Records provided

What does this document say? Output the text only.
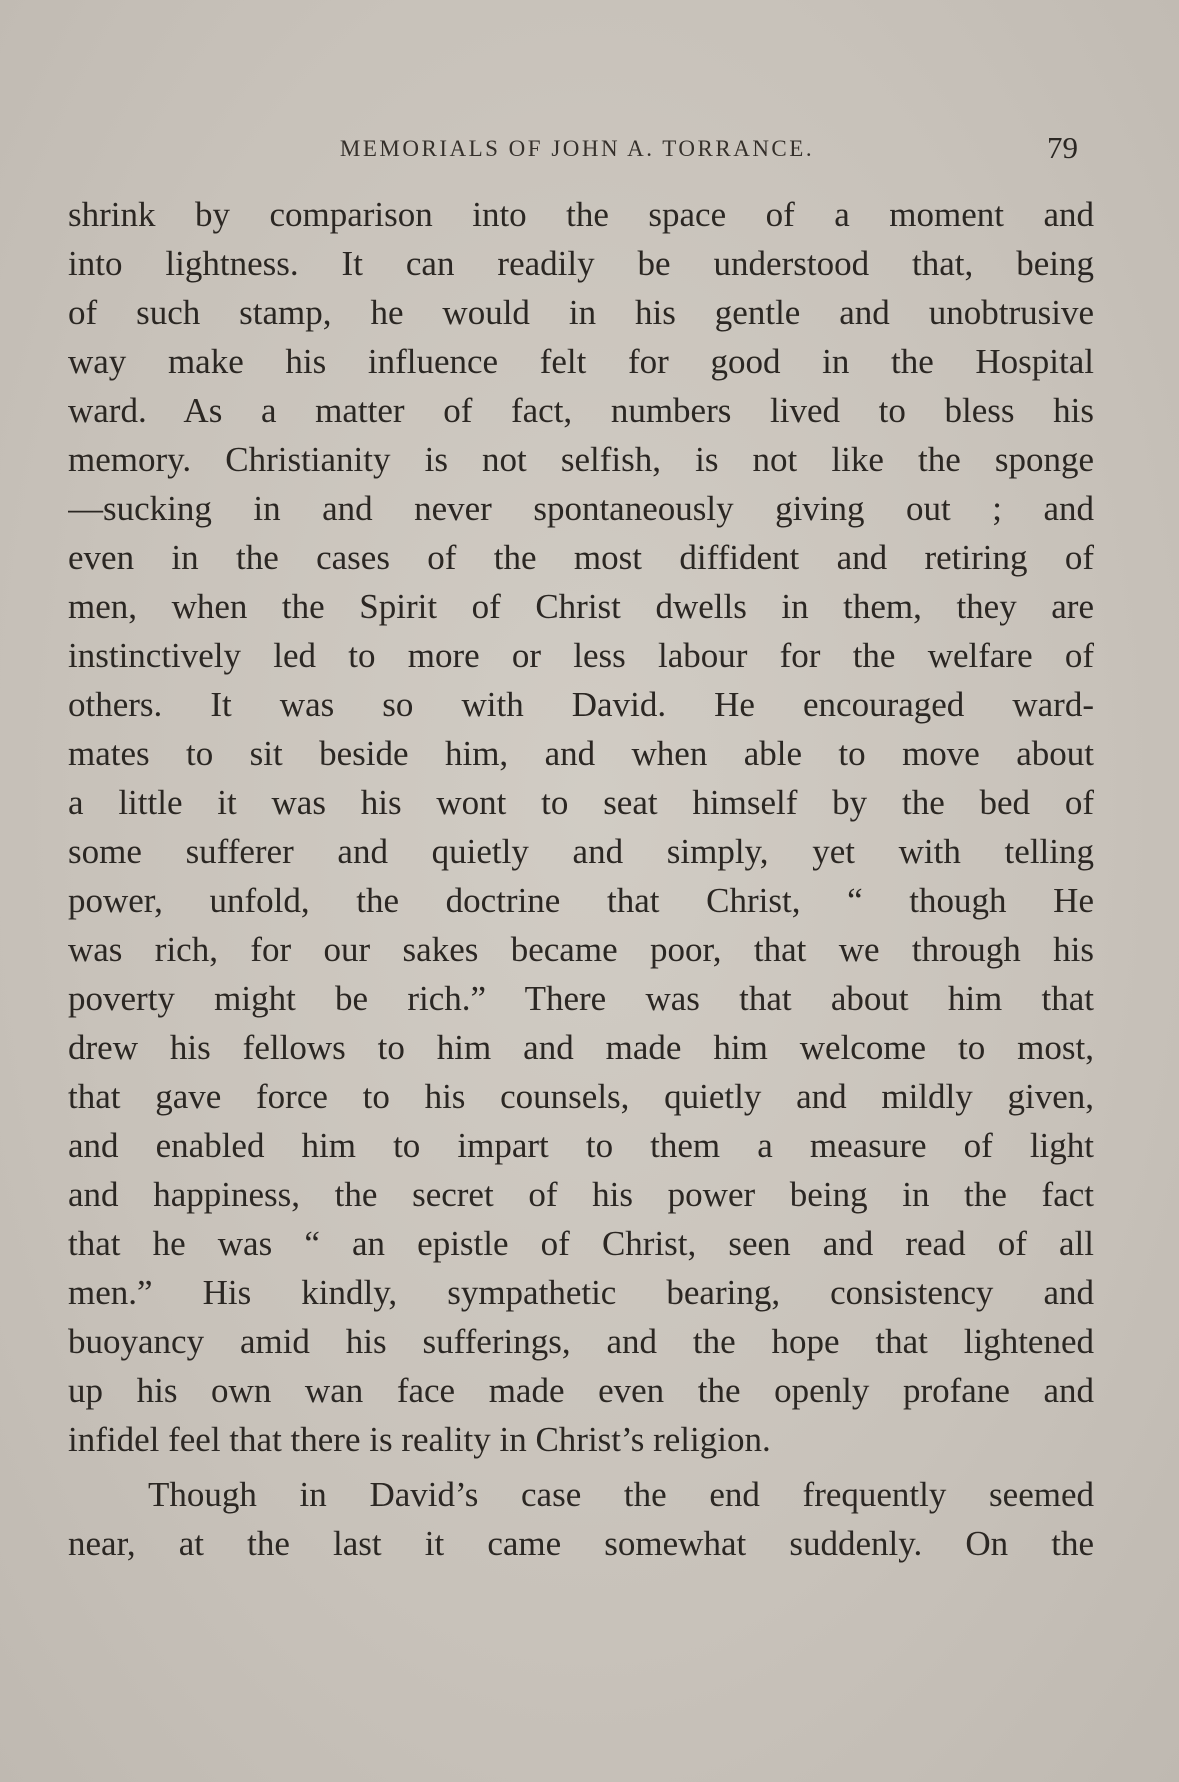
MEMORIALS OF JOHN A. TORRANCE.	79
shrink by comparison into the space of a moment and
into lightness. It can readily be understood that, being
of such stamp, he would in his gentle and unobtrusive
way make his influence felt for good in the Hospital
ward. As a matter of fact, numbers lived to bless his
memory. Christianity is not selfish, is not like the sponge
—sucking in and never spontaneously giving out ; and
even in the cases of the most diffident and retiring of
men, when the Spirit of Christ dwells in them, they are
instinctively led to more or less labour for the welfare of
others. It was so with David. He encouraged ward-
mates to sit beside him, and when able to move about
a little it was his wont to seat himself by the bed of
some sufferer and quietly and simply, yet with telling
power, unfold, the doctrine that Christ, “ though He
was rich, for our sakes became poor, that we through his
poverty might be rich.” There was that about him that
drew his fellows to him and made him welcome to most,
that gave force to his counsels, quietly and mildly given,
and enabled him to impart to them a measure of light
and happiness, the secret of his power being in the fact
that he was “ an epistle of Christ, seen and read of all
men.” His kindly, sympathetic bearing, consistency and
buoyancy amid his sufferings, and the hope that lightened
up his own wan face made even the openly profane and
infidel feel that there is reality in Christ’s religion.
Though in David’s case the end frequently seemed
near, at the last it came somewhat suddenly. On the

Exercise objective
Using the records above, retype everything exactly except the pictures.

Response to the task
What does this document say? Output the text only.
MEMORIALS OF JOHN A. TORRANCE.	79
shrink by comparison into the space of a moment and
into lightness. It can readily be understood that, being
of such stamp, he would in his gentle and unobtrusive
way make his influence felt for good in the Hospital
ward. As a matter of fact, numbers lived to bless his
memory. Christianity is not selfish, is not like the sponge
—sucking in and never spontaneously giving out ; and
even in the cases of the most diffident and retiring of
men, when the Spirit of Christ dwells in them, they are
instinctively led to more or less labour for the welfare of
others. It was so with David. He encouraged ward-
mates to sit beside him, and when able to move about
a little it was his wont to seat himself by the bed of
some sufferer and quietly and simply, yet with telling
power, unfold, the doctrine that Christ, “ though He
was rich, for our sakes became poor, that we through his
poverty might be rich.” There was that about him that
drew his fellows to him and made him welcome to most,
that gave force to his counsels, quietly and mildly given,
and enabled him to impart to them a measure of light
and happiness, the secret of his power being in the fact
that he was “ an epistle of Christ, seen and read of all
men.” His kindly, sympathetic bearing, consistency and
buoyancy amid his sufferings, and the hope that lightened
up his own wan face made even the openly profane and
infidel feel that there is reality in Christ’s religion.
Though in David’s case the end frequently seemed
near, at the last it came somewhat suddenly. On the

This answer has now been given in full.